| Testo proposto |
★ ★ ★ ★
Coronavirus: cambiano le regole in Chiesa. Nuove prescrizioni per chi decide di seguire la messa


A causa del Coronavirus cambiano le regole in Chiesa: chi deciderà di partecipare alla santa messa, dovrà ricordarsi di rispettare nuovi obblighi e prescrizioni, in rispetto della legge attualmente in vigore. Cerchiamo di capire cosa cambia veramente.

Fase 2: cambiamenti nelle parrocchie

Eucarestia da seduti, via acquasanta e segno di pace: così si svolgerà  la messa nella Fase 2.

Dopo mesi di chiusura e lockdown si potrà ritornare a pregare nella propria Chiesa dal 18 Maggio, così come previsto dal Decreto di Aprile.

Gli ingressi saranno contingentati a gruppi di 15, mascherina obbligatoria, niente guanti ma distanziamento dei posti a sedere di almeno un metro. Niente acquasanta, niente scambio del segno di pace. Le prime comunioni, le cresime e le prime confessioni tutte rinviate a ottobre.
★ ★ ★ ★
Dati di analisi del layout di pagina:
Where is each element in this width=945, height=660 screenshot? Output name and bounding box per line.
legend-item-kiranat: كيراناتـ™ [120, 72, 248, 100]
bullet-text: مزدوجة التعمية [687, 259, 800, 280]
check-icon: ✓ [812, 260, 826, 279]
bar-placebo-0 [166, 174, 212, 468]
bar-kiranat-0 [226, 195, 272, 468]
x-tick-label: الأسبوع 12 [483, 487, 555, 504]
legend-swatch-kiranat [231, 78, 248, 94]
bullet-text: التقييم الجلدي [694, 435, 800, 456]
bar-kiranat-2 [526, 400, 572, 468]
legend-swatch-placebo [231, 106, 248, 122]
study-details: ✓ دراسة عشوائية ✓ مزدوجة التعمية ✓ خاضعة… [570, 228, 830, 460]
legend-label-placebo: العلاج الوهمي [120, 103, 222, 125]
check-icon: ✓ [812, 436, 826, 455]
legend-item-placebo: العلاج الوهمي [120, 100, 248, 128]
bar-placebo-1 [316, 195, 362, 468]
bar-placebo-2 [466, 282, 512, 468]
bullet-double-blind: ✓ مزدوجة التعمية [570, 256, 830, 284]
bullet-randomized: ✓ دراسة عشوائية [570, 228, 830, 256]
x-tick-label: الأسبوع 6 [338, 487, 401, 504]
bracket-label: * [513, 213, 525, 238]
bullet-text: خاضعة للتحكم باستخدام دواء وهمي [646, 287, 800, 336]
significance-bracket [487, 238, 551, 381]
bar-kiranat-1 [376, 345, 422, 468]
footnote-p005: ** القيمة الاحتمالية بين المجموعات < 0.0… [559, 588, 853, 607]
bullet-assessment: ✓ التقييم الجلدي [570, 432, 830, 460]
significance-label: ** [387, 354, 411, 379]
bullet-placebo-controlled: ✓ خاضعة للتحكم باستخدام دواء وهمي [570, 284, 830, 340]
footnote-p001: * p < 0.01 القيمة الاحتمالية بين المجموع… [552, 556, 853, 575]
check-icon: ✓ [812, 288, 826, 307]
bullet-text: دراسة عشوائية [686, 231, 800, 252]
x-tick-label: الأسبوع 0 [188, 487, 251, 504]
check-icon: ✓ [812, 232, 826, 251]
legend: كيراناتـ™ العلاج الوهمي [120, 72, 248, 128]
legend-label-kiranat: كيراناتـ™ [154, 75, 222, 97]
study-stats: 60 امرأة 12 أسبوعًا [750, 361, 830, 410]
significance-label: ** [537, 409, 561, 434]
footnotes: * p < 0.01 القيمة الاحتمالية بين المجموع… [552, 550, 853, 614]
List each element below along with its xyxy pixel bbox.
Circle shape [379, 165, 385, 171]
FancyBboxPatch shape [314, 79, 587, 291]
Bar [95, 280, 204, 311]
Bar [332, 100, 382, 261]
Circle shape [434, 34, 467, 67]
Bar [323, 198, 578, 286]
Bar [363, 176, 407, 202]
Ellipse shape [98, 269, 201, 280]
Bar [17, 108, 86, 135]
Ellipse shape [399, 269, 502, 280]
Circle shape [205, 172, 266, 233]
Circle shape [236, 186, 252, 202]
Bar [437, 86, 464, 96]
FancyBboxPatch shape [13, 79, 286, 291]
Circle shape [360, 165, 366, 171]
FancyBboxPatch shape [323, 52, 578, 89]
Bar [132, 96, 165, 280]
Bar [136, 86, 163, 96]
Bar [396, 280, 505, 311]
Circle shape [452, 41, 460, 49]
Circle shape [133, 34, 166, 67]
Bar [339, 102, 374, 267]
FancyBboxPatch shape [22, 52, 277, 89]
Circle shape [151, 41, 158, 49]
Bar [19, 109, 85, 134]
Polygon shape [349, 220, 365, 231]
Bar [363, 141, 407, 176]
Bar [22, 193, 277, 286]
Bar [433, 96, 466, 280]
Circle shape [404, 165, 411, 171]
★ ★ ★ ★
| Elenco dei compiti |
• a. Estrai dall'articolo sulle regole in Chiesa tutto ciò che va da "Eucarestia da seduti, via" fino a "Decreto di Aprile.".
• b. Traduci in inglese questa frase dell'articolo sulle regole in Chiesa: "Niente acquasanta, niente scambio del segno di pace."
• c. Prosegui l'articolo sulle regole in Chiesa a partire dall'ultima frase riportata.

| Risposte per punto |
• a.
Eucarestia da seduti, via acquasanta e segno di pace: così si svolgerà  la messa nella Fase 2.

Dopo mesi di chiusura e lockdown si potrà ritornare a pregare nella propria Chiesa dal 18 Maggio, così come previsto dal Decreto di Aprile.

• b. No holy water, no exchange of the sign of peace.

• c.
Dopo l’accordo tra governo e CEI, siglato qualche giorno fa, si sta dispiegando con varianti minime in tutte le chiese italiane e fervono i preparativi per l’organizzazione delle messe dopo il Virus.

Intervistato il parroco di Torino, ha fornito informazioni su come organizzare la celebrazione eucaristica in totale sicurezza.

Prevediamo di dare un pass all’ingresso – racconta Don Peppe – per consentire un ingresso ordinato. Inoltre avremo un accesso apposito per i disabili“. Il tutto naturalmente per evitare il più possibile le occasioni di contagio.

Chi desidera ricevere l’Eucarestia – spiega il collaboratore della parrocchia della Gran Madre – dovrà restare al proprio posto e alzarsi in piedi, per indicare la sua volontà al sacerdote”.

Niente guanti in lattice per i sacerdoti durante la fase di distribuzione dell’ostia, ma una igienizzazione delle mani prima dell’inizio del rito eucaristico. L’ostia non verrà data in bocca ai fedeli, ma in mano, per evitare il più possibile i contagi”.

Niente strette di mano durante la funzione: “nel messale non sono obbligatorie” e niente Acquasanta all’ingresso per evitare occasioni di diffusione del virus.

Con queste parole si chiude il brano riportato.